_MATERIAL SUPPLIED_.
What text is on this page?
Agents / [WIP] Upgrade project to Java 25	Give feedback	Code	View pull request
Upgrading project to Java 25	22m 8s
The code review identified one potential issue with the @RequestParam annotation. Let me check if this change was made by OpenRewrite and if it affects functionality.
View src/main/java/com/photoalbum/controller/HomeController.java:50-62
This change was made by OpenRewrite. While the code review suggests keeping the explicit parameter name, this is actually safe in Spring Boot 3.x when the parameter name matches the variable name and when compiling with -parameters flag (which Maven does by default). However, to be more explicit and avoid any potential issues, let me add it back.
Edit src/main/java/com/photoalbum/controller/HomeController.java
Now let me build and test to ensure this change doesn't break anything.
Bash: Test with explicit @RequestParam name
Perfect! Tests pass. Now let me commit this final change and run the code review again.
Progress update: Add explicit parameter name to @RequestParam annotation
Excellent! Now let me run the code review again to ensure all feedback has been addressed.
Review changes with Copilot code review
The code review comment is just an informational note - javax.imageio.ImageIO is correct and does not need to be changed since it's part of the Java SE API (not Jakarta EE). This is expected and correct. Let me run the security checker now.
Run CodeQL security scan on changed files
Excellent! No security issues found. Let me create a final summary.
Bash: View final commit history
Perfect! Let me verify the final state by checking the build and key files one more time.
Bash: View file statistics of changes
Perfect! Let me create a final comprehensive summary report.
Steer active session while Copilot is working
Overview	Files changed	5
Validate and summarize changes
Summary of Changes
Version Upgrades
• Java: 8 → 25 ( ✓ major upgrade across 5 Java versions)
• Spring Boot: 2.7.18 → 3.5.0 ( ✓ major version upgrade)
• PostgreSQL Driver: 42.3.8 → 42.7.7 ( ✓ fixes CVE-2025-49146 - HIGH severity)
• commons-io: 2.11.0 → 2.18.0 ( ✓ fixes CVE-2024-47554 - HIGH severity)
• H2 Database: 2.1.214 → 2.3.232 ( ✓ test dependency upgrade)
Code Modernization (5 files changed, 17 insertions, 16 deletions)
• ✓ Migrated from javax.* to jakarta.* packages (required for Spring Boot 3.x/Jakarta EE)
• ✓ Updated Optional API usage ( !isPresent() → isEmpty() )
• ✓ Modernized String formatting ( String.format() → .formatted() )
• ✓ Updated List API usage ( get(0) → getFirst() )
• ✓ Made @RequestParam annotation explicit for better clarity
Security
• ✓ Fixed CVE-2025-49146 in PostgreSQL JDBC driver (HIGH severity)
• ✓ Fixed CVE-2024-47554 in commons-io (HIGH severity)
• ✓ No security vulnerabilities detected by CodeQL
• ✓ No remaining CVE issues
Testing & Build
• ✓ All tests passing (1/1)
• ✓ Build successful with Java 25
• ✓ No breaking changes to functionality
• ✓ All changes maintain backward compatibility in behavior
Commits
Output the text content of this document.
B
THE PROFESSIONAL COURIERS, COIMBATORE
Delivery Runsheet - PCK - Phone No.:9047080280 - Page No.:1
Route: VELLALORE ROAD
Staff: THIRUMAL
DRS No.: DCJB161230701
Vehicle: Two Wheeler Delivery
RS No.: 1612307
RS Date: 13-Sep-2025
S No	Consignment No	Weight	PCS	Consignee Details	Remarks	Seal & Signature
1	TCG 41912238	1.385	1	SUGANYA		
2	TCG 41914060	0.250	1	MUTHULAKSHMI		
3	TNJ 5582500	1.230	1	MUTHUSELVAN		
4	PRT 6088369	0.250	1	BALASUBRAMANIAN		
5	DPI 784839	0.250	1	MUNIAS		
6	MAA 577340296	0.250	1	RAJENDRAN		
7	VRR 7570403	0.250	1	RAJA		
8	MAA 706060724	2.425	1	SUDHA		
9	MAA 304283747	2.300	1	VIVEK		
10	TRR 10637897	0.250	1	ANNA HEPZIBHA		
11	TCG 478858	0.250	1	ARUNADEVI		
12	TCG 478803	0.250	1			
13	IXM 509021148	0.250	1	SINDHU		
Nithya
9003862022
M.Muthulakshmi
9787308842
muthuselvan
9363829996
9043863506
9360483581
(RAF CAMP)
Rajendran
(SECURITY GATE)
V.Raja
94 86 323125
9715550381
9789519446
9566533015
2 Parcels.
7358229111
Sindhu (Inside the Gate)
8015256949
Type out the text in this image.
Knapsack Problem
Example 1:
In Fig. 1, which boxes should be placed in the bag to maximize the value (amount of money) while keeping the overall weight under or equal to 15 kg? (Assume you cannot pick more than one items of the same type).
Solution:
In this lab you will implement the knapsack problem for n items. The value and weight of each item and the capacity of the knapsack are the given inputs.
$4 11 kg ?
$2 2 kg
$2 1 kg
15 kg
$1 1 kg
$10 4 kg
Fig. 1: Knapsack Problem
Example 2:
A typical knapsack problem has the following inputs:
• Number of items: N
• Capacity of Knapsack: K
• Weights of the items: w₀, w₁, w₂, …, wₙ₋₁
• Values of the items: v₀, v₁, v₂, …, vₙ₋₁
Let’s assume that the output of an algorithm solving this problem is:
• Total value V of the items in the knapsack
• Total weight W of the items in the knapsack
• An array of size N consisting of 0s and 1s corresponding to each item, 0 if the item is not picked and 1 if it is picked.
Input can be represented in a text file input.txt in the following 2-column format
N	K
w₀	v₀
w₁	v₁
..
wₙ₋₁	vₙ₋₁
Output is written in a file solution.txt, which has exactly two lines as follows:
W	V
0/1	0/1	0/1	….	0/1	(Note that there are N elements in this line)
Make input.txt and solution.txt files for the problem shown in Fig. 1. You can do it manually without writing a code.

_GOAL_. Every line of the material must be returned exactly as it appears.

_EXPECTED OUTPUT_.
What text is on this page?
Agents / [WIP] Upgrade project to Java 25	Give feedback	Code	View pull request
Upgrading project to Java 25	22m 8s
The code review identified one potential issue with the @RequestParam annotation. Let me check if this change was made by OpenRewrite and if it affects functionality.
View src/main/java/com/photoalbum/controller/HomeController.java:50-62
This change was made by OpenRewrite. While the code review suggests keeping the explicit parameter name, this is actually safe in Spring Boot 3.x when the parameter name matches the variable name and when compiling with -parameters flag (which Maven does by default). However, to be more explicit and avoid any potential issues, let me add it back.
Edit src/main/java/com/photoalbum/controller/HomeController.java
Now let me build and test to ensure this change doesn't break anything.
Bash: Test with explicit @RequestParam name
Perfect! Tests pass. Now let me commit this final change and run the code review again.
Progress update: Add explicit parameter name to @RequestParam annotation
Excellent! Now let me run the code review again to ensure all feedback has been addressed.
Review changes with Copilot code review
The code review comment is just an informational note - javax.imageio.ImageIO is correct and does not need to be changed since it's part of the Java SE API (not Jakarta EE). This is expected and correct. Let me run the security checker now.
Run CodeQL security scan on changed files
Excellent! No security issues found. Let me create a final summary.
Bash: View final commit history
Perfect! Let me verify the final state by checking the build and key files one more time.
Bash: View file statistics of changes
Perfect! Let me create a final comprehensive summary report.
Steer active session while Copilot is working
Overview	Files changed	5
Validate and summarize changes
Summary of Changes
Version Upgrades
• Java: 8 → 25 ( ✓ major upgrade across 5 Java versions)
• Spring Boot: 2.7.18 → 3.5.0 ( ✓ major version upgrade)
• PostgreSQL Driver: 42.3.8 → 42.7.7 ( ✓ fixes CVE-2025-49146 - HIGH severity)
• commons-io: 2.11.0 → 2.18.0 ( ✓ fixes CVE-2024-47554 - HIGH severity)
• H2 Database: 2.1.214 → 2.3.232 ( ✓ test dependency upgrade)
Code Modernization (5 files changed, 17 insertions, 16 deletions)
• ✓ Migrated from javax.* to jakarta.* packages (required for Spring Boot 3.x/Jakarta EE)
• ✓ Updated Optional API usage ( !isPresent() → isEmpty() )
• ✓ Modernized String formatting ( String.format() → .formatted() )
• ✓ Updated List API usage ( get(0) → getFirst() )
• ✓ Made @RequestParam annotation explicit for better clarity
Security
• ✓ Fixed CVE-2025-49146 in PostgreSQL JDBC driver (HIGH severity)
• ✓ Fixed CVE-2024-47554 in commons-io (HIGH severity)
• ✓ No security vulnerabilities detected by CodeQL
• ✓ No remaining CVE issues
Testing & Build
• ✓ All tests passing (1/1)
• ✓ Build successful with Java 25
• ✓ No breaking changes to functionality
• ✓ All changes maintain backward compatibility in behavior
Commits
Output the text content of this document.
B
THE PROFESSIONAL COURIERS, COIMBATORE
Delivery Runsheet - PCK - Phone No.:9047080280 - Page No.:1
Route: VELLALORE ROAD
Staff: THIRUMAL
DRS No.: DCJB161230701
Vehicle: Two Wheeler Delivery
RS No.: 1612307
RS Date: 13-Sep-2025
S No	Consignment No	Weight	PCS	Consignee Details	Remarks	Seal & Signature
1	TCG 41912238	1.385	1	SUGANYA		
2	TCG 41914060	0.250	1	MUTHULAKSHMI		
3	TNJ 5582500	1.230	1	MUTHUSELVAN		
4	PRT 6088369	0.250	1	BALASUBRAMANIAN		
5	DPI 784839	0.250	1	MUNIAS		
6	MAA 577340296	0.250	1	RAJENDRAN		
7	VRR 7570403	0.250	1	RAJA		
8	MAA 706060724	2.425	1	SUDHA		
9	MAA 304283747	2.300	1	VIVEK		
10	TRR 10637897	0.250	1	ANNA HEPZIBHA		
11	TCG 478858	0.250	1	ARUNADEVI		
12	TCG 478803	0.250	1			
13	IXM 509021148	0.250	1	SINDHU		
Nithya
9003862022
M.Muthulakshmi
9787308842
muthuselvan
9363829996
9043863506
9360483581
(RAF CAMP)
Rajendran
(SECURITY GATE)
V.Raja
94 86 323125
9715550381
9789519446
9566533015
2 Parcels.
7358229111
Sindhu (Inside the Gate)
8015256949
Type out the text in this image.
Knapsack Problem
Example 1:
In Fig. 1, which boxes should be placed in the bag to maximize the value (amount of money) while keeping the overall weight under or equal to 15 kg? (Assume you cannot pick more than one items of the same type).
Solution:
In this lab you will implement the knapsack problem for n items. The value and weight of each item and the capacity of the knapsack are the given inputs.
$4 11 kg ?
$2 2 kg
$2 1 kg
15 kg
$1 1 kg
$10 4 kg
Fig. 1: Knapsack Problem
Example 2:
A typical knapsack problem has the following inputs:
• Number of items: N
• Capacity of Knapsack: K
• Weights of the items: w₀, w₁, w₂, …, wₙ₋₁
• Values of the items: v₀, v₁, v₂, …, vₙ₋₁
Let’s assume that the output of an algorithm solving this problem is:
• Total value V of the items in the knapsack
• Total weight W of the items in the knapsack
• An array of size N consisting of 0s and 1s corresponding to each item, 0 if the item is not picked and 1 if it is picked.
Input can be represented in a text file input.txt in the following 2-column format
N	K
w₀	v₀
w₁	v₁
..
wₙ₋₁	vₙ₋₁
Output is written in a file solution.txt, which has exactly two lines as follows:
W	V
0/1	0/1	0/1	….	0/1	(Note that there are N elements in this line)
Make input.txt and solution.txt files for the problem shown in Fig. 1. You can do it manually without writing a code.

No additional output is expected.